→ **SET EXERCISE**: Swap every "dploy.io" in the material below for "the service" and write the material out again, leaving everything else unchanged.

→ **DATA ENTRIES**:
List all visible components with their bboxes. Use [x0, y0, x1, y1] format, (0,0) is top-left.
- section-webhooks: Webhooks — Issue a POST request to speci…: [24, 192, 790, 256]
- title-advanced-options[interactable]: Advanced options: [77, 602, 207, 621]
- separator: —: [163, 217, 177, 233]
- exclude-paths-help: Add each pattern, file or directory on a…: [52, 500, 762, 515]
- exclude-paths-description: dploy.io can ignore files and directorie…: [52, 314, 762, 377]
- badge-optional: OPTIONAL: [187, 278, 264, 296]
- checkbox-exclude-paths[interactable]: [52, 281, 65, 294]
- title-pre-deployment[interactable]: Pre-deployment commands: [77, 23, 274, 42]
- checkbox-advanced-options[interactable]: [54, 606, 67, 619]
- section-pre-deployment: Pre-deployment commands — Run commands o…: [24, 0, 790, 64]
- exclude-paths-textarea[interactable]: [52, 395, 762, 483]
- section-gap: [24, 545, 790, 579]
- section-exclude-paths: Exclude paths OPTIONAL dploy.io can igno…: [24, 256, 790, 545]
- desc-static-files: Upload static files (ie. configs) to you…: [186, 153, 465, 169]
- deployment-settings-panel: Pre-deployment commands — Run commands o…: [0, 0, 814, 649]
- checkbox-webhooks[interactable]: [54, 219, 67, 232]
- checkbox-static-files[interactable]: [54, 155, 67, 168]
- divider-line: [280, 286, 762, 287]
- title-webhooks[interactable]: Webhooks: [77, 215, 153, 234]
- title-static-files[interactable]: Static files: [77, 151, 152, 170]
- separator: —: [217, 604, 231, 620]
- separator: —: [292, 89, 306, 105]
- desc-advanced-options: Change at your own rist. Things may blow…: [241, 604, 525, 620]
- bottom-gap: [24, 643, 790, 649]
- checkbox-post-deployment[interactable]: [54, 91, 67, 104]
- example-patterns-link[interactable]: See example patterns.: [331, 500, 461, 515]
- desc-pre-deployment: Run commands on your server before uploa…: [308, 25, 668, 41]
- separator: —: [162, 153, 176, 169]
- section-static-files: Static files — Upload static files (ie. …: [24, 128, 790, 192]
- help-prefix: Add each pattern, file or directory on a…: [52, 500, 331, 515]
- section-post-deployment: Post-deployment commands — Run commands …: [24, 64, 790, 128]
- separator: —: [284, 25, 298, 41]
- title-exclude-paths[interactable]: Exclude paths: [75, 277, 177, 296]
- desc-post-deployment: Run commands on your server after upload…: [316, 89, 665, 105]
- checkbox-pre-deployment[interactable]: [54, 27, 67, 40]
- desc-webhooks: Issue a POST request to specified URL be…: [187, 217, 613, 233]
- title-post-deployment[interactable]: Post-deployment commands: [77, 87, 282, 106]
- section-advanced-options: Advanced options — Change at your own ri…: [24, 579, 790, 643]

→ **SOLVED PROBLEM**:
List all visible components with their bboxes. Use [x0, y0, x1, y1] format, (0,0) is top-left.
- section-webhooks: Webhooks — Issue a POST request to speci…: [24, 192, 790, 256]
- title-advanced-options[interactable]: Advanced options: [77, 602, 207, 621]
- separator: —: [163, 217, 177, 233]
- exclude-paths-help: Add each pattern, file or directory on a…: [52, 500, 762, 515]
- exclude-paths-description: the service can ignore files and directorie…: [52, 314, 762, 377]
- badge-optional: OPTIONAL: [187, 278, 264, 296]
- checkbox-exclude-paths[interactable]: [52, 281, 65, 294]
- title-pre-deployment[interactable]: Pre-deployment commands: [77, 23, 274, 42]
- checkbox-advanced-options[interactable]: [54, 606, 67, 619]
- section-pre-deployment: Pre-deployment commands — Run commands o…: [24, 0, 790, 64]
- exclude-paths-textarea[interactable]: [52, 395, 762, 483]
- section-gap: [24, 545, 790, 579]
- section-exclude-paths: Exclude paths OPTIONAL the service can igno…: [24, 256, 790, 545]
- desc-static-files: Upload static files (ie. configs) to you…: [186, 153, 465, 169]
- deployment-settings-panel: Pre-deployment commands — Run commands o…: [0, 0, 814, 649]
- checkbox-webhooks[interactable]: [54, 219, 67, 232]
- checkbox-static-files[interactable]: [54, 155, 67, 168]
- divider-line: [280, 286, 762, 287]
- title-webhooks[interactable]: Webhooks: [77, 215, 153, 234]
- title-static-files[interactable]: Static files: [77, 151, 152, 170]
- separator: —: [217, 604, 231, 620]
- separator: —: [292, 89, 306, 105]
- desc-advanced-options: Change at your own rist. Things may blow…: [241, 604, 525, 620]
- bottom-gap: [24, 643, 790, 649]
- checkbox-post-deployment[interactable]: [54, 91, 67, 104]
- example-patterns-link[interactable]: See example patterns.: [331, 500, 461, 515]
- desc-pre-deployment: Run commands on your server before uploa…: [308, 25, 668, 41]
- separator: —: [162, 153, 176, 169]
- section-static-files: Static files — Upload static files (ie. …: [24, 128, 790, 192]
- help-prefix: Add each pattern, file or directory on a…: [52, 500, 331, 515]
- section-post-deployment: Post-deployment commands — Run commands …: [24, 64, 790, 128]
- separator: —: [284, 25, 298, 41]
- title-exclude-paths[interactable]: Exclude paths: [75, 277, 177, 296]
- desc-post-deployment: Run commands on your server after upload…: [316, 89, 665, 105]
- checkbox-pre-deployment[interactable]: [54, 27, 67, 40]
- desc-webhooks: Issue a POST request to specified URL be…: [187, 217, 613, 233]
- title-post-deployment[interactable]: Post-deployment commands: [77, 87, 282, 106]
- section-advanced-options: Advanced options — Change at your own ri…: [24, 579, 790, 643]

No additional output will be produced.